◆ DIRECTION ◆
Read through the data and report every line in which the word "Office" occurs.

◆ GIVEN INFORMATION ◆
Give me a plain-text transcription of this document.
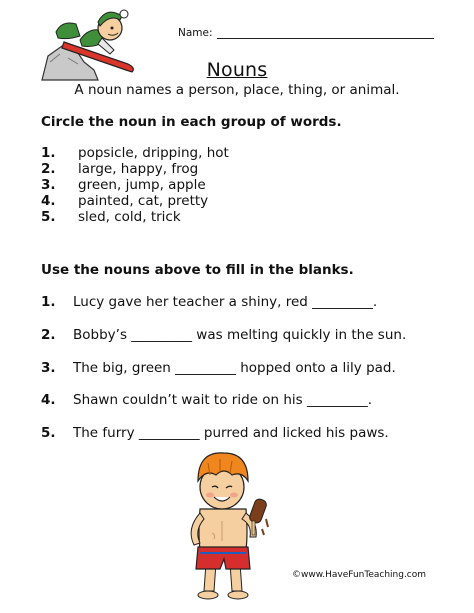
Name:
Nouns
A noun names a person, place, thing, or animal.
Circle the noun in each group of words.
1. popsicle, dripping, hot
2. large, happy, frog
3. green, jump, apple
4. painted, cat, pretty
5. sled, cold, trick
Use the nouns above to fill in the blanks.
1. Lucy gave her teacher a shiny, red _________.
2. Bobby’s _________ was melting quickly in the sun.
3. The big, green _________ hopped onto a lily pad.
4. Shawn couldn’t wait to ride on his _________.
5. The furry _________ purred and licked his paws.
©www.HaveFunTeaching.com
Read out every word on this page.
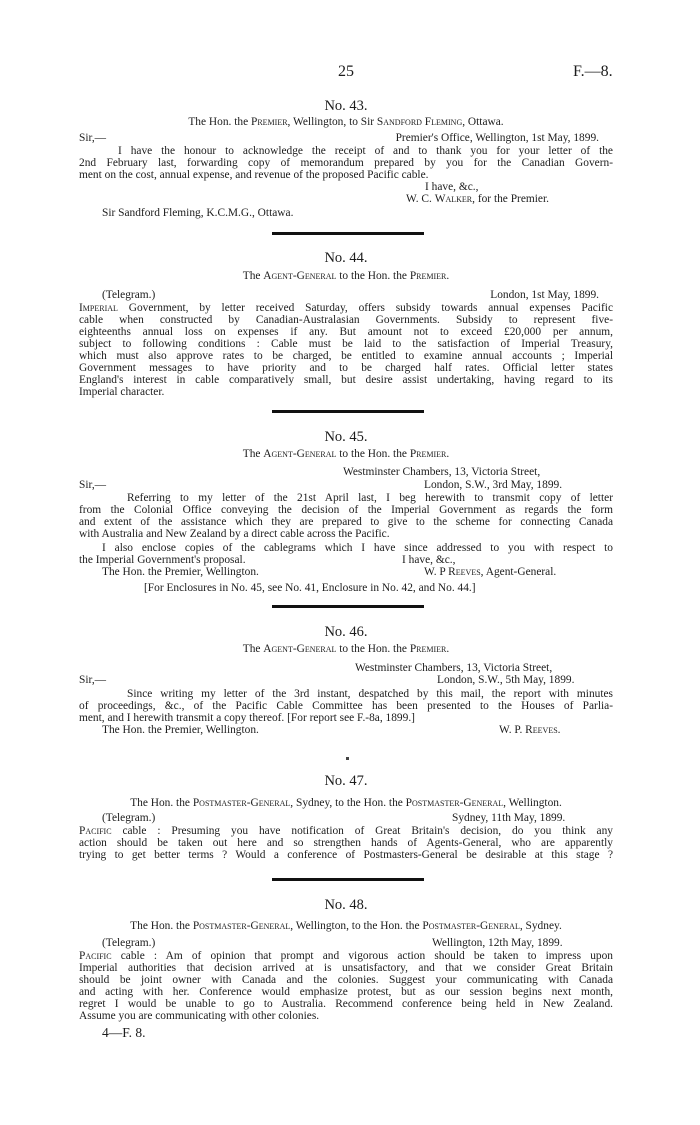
25	F.—8.
No. 43.
The Hon. the Premier, Wellington, to Sir Sandford Fleming, Ottawa.
Sir,—	Premier's Office, Wellington, 1st May, 1899.
I have the honour to acknowledge the receipt of and to thank you for your letter of the
2nd February last, forwarding copy of memorandum prepared by you for the Canadian Govern-
ment on the cost, annual expense, and revenue of the proposed Pacific cable.
I have, &c.,
W. C. Walker, for the Premier.
Sir Sandford Fleming, K.C.M.G., Ottawa.
No. 44.
The Agent-General to the Hon. the Premier.
(Telegram.)	London, 1st May, 1899.
Imperial Government, by letter received Saturday, offers subsidy towards annual expenses Pacific
cable when constructed by Canadian-Australasian Governments. Subsidy to represent five-
eighteenths annual loss on expenses if any. But amount not to exceed £20,000 per annum,
subject to following conditions : Cable must be laid to the satisfaction of Imperial Treasury,
which must also approve rates to be charged, be entitled to examine annual accounts ; Imperial
Government messages to have priority and to be charged half rates. Official letter states
England's interest in cable comparatively small, but desire assist undertaking, having regard to its
Imperial character.
No. 45.
The Agent-General to the Hon. the Premier.
Westminster Chambers, 13, Victoria Street,
Sir,—	London, S.W., 3rd May, 1899.
Referring to my letter of the 21st April last, I beg herewith to transmit copy of letter
from the Colonial Office conveying the decision of the Imperial Government as regards the form
and extent of the assistance which they are prepared to give to the scheme for connecting Canada
with Australia and New Zealand by a direct cable across the Pacific.
I also enclose copies of the cablegrams which I have since addressed to you with respect to
the Imperial Government's proposal.	I have, &c.,
The Hon. the Premier, Wellington.	W. P Reeves, Agent-General.
[For Enclosures in No. 45, see No. 41, Enclosure in No. 42, and No. 44.]
No. 46.
The Agent-General to the Hon. the Premier.
Westminster Chambers, 13, Victoria Street,
Sir,—	London, S.W., 5th May, 1899.
Since writing my letter of the 3rd instant, despatched by this mail, the report with minutes
of proceedings, &c., of the Pacific Cable Committee has been presented to the Houses of Parlia-
ment, and I herewith transmit a copy thereof. [For report see F.-8a, 1899.]
The Hon. the Premier, Wellington.	W. P. Reeves.
No. 47.
The Hon. the Postmaster-General, Sydney, to the Hon. the Postmaster-General, Wellington.
(Telegram.)	Sydney, 11th May, 1899.
Pacific cable : Presuming you have notification of Great Britain's decision, do you think any
action should be taken out here and so strengthen hands of Agents-General, who are apparently
trying to get better terms ? Would a conference of Postmasters-General be desirable at this stage ?
No. 48.
The Hon. the Postmaster-General, Wellington, to the Hon. the Postmaster-General, Sydney.
(Telegram.)	Wellington, 12th May, 1899.
Pacific cable : Am of opinion that prompt and vigorous action should be taken to impress upon
Imperial authorities that decision arrived at is unsatisfactory, and that we consider Great Britain
should be joint owner with Canada and the colonies. Suggest your communicating with Canada
and acting with her. Conference would emphasize protest, but as our session begins next month,
regret I would be unable to go to Australia. Recommend conference being held in New Zealand.
Assume you are communicating with other colonies.
4—F. 8.
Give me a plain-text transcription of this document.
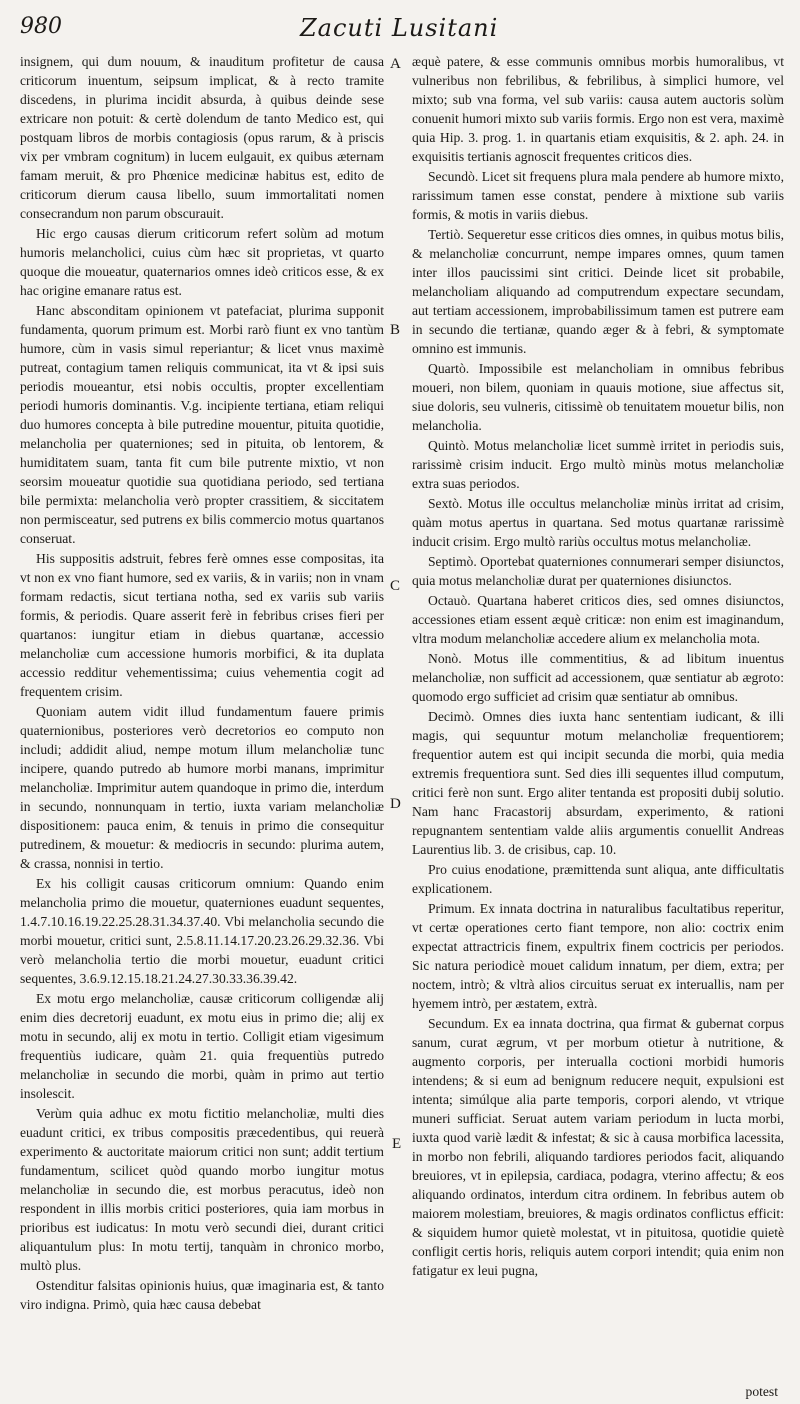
980	Zacuti Lusitani

insignem, qui dum nouum, & inauditum profitetur de causa criticorum inuentum, seipsum implicat, & à recto tramite discedens, in plurima incidit absurda, à quibus deinde sese extricare non potuit: & certè dolendum de tanto Medico est, qui postquam libros de morbis contagiosis (opus rarum, & à priscis vix per vmbram cognitum) in lucem eulgauit, ex quibus æternam famam meruit, & pro Phœnice medicinæ habitus est, edito de criticorum dierum causa libello, suum immortalitati nomen consecrandum non parum obscurauit.

Hic ergo causas dierum criticorum refert solùm ad motum humoris melancholici, cuius cùm hæc sit proprietas, vt quarto quoque die moueatur, quaternarios omnes ideò criticos esse, & ex hac origine emanare ratus est.

Hanc absconditam opinionem vt patefaciat, plurima supponit fundamenta, quorum primum est. Morbi rarò fiunt ex vno tantùm humore, cùm in vasis simul reperiantur; & licet vnus maximè putreat, contagium tamen reliquis communicat, ita vt & ipsi suis periodis moueantur, etsi nobis occultis, propter excellentiam periodi humoris dominantis. V.g. incipiente tertiana, etiam reliqui duo humores concepta à bile putredine mouentur, pituita quotidie, melancholia per quaterniones; sed in pituita, ob lentorem, & humiditatem suam, tanta fit cum bile putrente mixtio, vt non seorsim moueatur quotidie sua quotidiana periodo, sed tertiana bile permixta: melancholia verò propter crassitiem, & siccitatem non permisceatur, sed putrens ex bilis commercio motus quartanos conseruat.

His suppositis adstruit, febres ferè omnes esse compositas, ita vt non ex vno fiant humore, sed ex variis, & in variis; non in vnam formam redactis, sicut tertiana notha, sed ex variis sub variis formis, & periodis. Quare asserit ferè in febribus crises fieri per quartanos: iungitur etiam in diebus quartanæ, accessio melancholiæ cum accessione humoris morbifici, & ita duplata accessio redditur vehementissima; cuius vehementia cogit ad frequentem crisim.

Quoniam autem vidit illud fundamentum fauere primis quaternionibus, posteriores verò decretorios eo computo non includi; addidit aliud, nempe motum illum melancholiæ tunc incipere, quando putredo ab humore morbi manans, imprimitur melancholiæ. Imprimitur autem quandoque in primo die, interdum in secundo, nonnunquam in tertio, iuxta variam melancholiæ dispositionem: pauca enim, & tenuis in primo die consequitur putredinem, & mouetur: & mediocris in secundo: plurima autem, & crassa, nonnisi in tertio.

Ex his colligit causas criticorum omnium: Quando enim melancholia primo die mouetur, quaterniones euadunt sequentes, 1.4.7.10.16.19.22.25.28.31.34.37.40. Vbi melancholia secundo die morbi mouetur, critici sunt, 2.5.8.11.14.17.20.23.26.29.32.36. Vbi verò melancholia tertio die morbi mouetur, euadunt critici sequentes, 3.6.9.12.15.18.21.24.27.30.33.36.39.42.

Ex motu ergo melancholiæ, causæ criticorum colligendæ alij enim dies decretorij euadunt, ex motu eius in primo die; alij ex motu in secundo, alij ex motu in tertio. Colligit etiam vigesimum frequentiùs iudicare, quàm 21. quia frequentiùs putredo melancholiæ in secundo die morbi, quàm in primo aut tertio insolescit.

Verùm quia adhuc ex motu fictitio melancholiæ, multi dies euadunt critici, ex tribus compositis præcedentibus, qui reuerà experimento & auctoritate maiorum critici non sunt; addit tertium fundamentum, scilicet quòd quando morbo iungitur motus melancholiæ in secundo die, est morbus peracutus, ideò non respondent in illis morbis critici posteriores, quia iam morbus in prioribus est iudicatus: In motu verò secundi diei, durant critici aliquantulum plus: In motu tertij, tanquàm in chronico morbo, multò plus.

Ostenditur falsitas opinionis huius, quæ imaginaria est, & tanto viro indigna. Primò, quia hæc causa debebat

A
B
C
D
E

æquè patere, & esse communis omnibus morbis humoralibus, vt vulneribus non febrilibus, & febrilibus, à simplici humore, vel mixto; sub vna forma, vel sub variis: causa autem auctoris solùm conuenit humori mixto sub variis formis. Ergo non est vera, maximè quia Hip. 3. prog. 1. in quartanis etiam exquisitis, & 2. aph. 24. in exquisitis tertianis agnoscit frequentes criticos dies.

Secundò. Licet sit frequens plura mala pendere ab humore mixto, rarissimum tamen esse constat, pendere à mixtione sub variis formis, & motis in variis diebus.

Tertiò. Sequeretur esse criticos dies omnes, in quibus motus bilis, & melancholiæ concurrunt, nempe impares omnes, quum tamen inter illos paucissimi sint critici. Deinde licet sit probabile, melancholiam aliquando ad computrendum expectare secundam, aut tertiam accessionem, improbabilissimum tamen est putrere eam in secundo die tertianæ, quando æger & à febri, & symptomate omnino est immunis.

Quartò. Impossibile est melancholiam in omnibus febribus moueri, non bilem, quoniam in quauis motione, siue affectus sit, siue doloris, seu vulneris, citissimè ob tenuitatem mouetur bilis, non melancholia.

Quintò. Motus melancholiæ licet summè irritet in periodis suis, rarissimè crisim inducit. Ergo multò minùs motus melancholiæ extra suas periodos.

Sextò. Motus ille occultus melancholiæ minùs irritat ad crisim, quàm motus apertus in quartana. Sed motus quartanæ rarissimè inducit crisim. Ergo multò rariùs occultus motus melancholiæ.

Septimò. Oportebat quaterniones connumerari semper disiunctos, quia motus melancholiæ durat per quaterniones disiunctos.

Octauò. Quartana haberet criticos dies, sed omnes disiunctos, accessiones etiam essent æquè criticæ: non enim est imaginandum, vltra modum melancholiæ accedere alium ex melancholia mota.

Nonò. Motus ille commentitius, & ad libitum inuentus melancholiæ, non sufficit ad accessionem, quæ sentiatur ab ægroto: quomodo ergo sufficiet ad crisim quæ sentiatur ab omnibus.

Decimò. Omnes dies iuxta hanc sententiam iudicant, & illi magis, qui sequuntur motum melancholiæ frequentiorem; frequentior autem est qui incipit secunda die morbi, quia media extremis frequentiora sunt. Sed dies illi sequentes illud computum, critici ferè non sunt. Ergo aliter tentanda est propositi dubij solutio. Nam hanc Fracastorij absurdam, experimento, & rationi repugnantem sententiam valde aliis argumentis conuellit Andreas Laurentius lib. 3. de crisibus, cap. 10.

Pro cuius enodatione, præmittenda sunt aliqua, ante difficultatis explicationem.

Primum. Ex innata doctrina in naturalibus facultatibus reperitur, vt certæ operationes certo fiant tempore, non alio: coctrix enim expectat attractricis finem, expultrix finem coctricis per periodos. Sic natura periodicè mouet calidum innatum, per diem, extra; per noctem, intrò; & vltrà alios circuitus seruat ex interuallis, nam per hyemem intrò, per æstatem, extrà.

Secundum. Ex ea innata doctrina, qua firmat & gubernat corpus sanum, curat ægrum, vt per morbum otietur à nutritione, & augmento corporis, per interualla coctioni morbidi humoris intendens; & si eum ad benignum reducere nequit, expulsioni est intenta; simúlque alia parte temporis, corpori alendo, vt vtrique muneri sufficiat. Seruat autem variam periodum in lucta morbi, iuxta quod variè lædit & infestat; & sic à causa morbifica lacessita, in morbo non febrili, aliquando tardiores periodos facit, aliquando breuiores, vt in epilepsia, cardiaca, podagra, vterino affectu; & eos aliquando ordinatos, interdum citra ordinem. In febribus autem ob maiorem molestiam, breuiores, & magis ordinatos conflictus efficit: & siquidem humor quietè molestat, vt in pituitosa, quotidie quietè confligit certis horis, reliquis autem corpori intendit; quia enim non fatigatur ex leui pugna,

potest
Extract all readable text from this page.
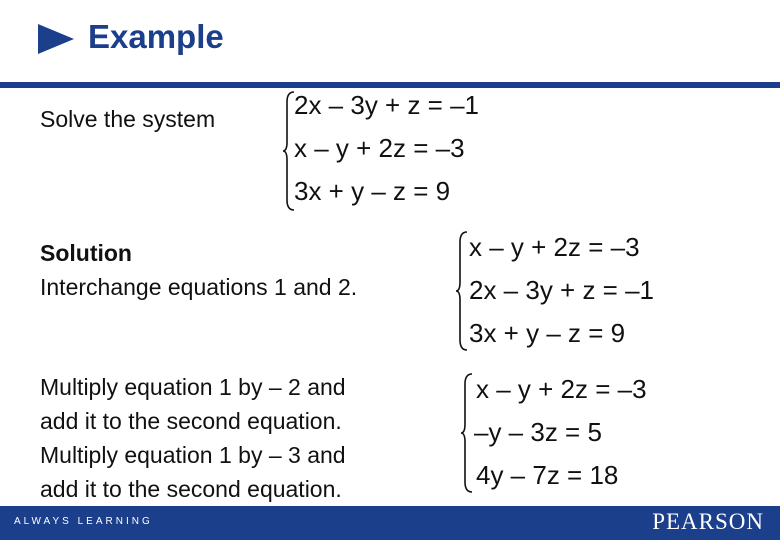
Example
Solve the system	2x – 3y + z = –1
x – y + 2z = –3
3x + y – z = 9
Solution
Interchange equations 1 and 2.
x – y + 2z = –3
2x – 3y + z = –1
3x + y – z = 9
Multiply equation 1 by – 2 and
add it to the second equation.
Multiply equation 1 by – 3 and
add it to the second equation.
x – y + 2z = –3
–y – 3z = 5
4y – 7z = 18
ALWAYS LEARNING	PEARSON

◆ REPLY ◆
Sir,—	Premier's Office, Wellington, 1st May, 1899.
from the Colonial Office conveying the decision of the Imperial Government as regards the form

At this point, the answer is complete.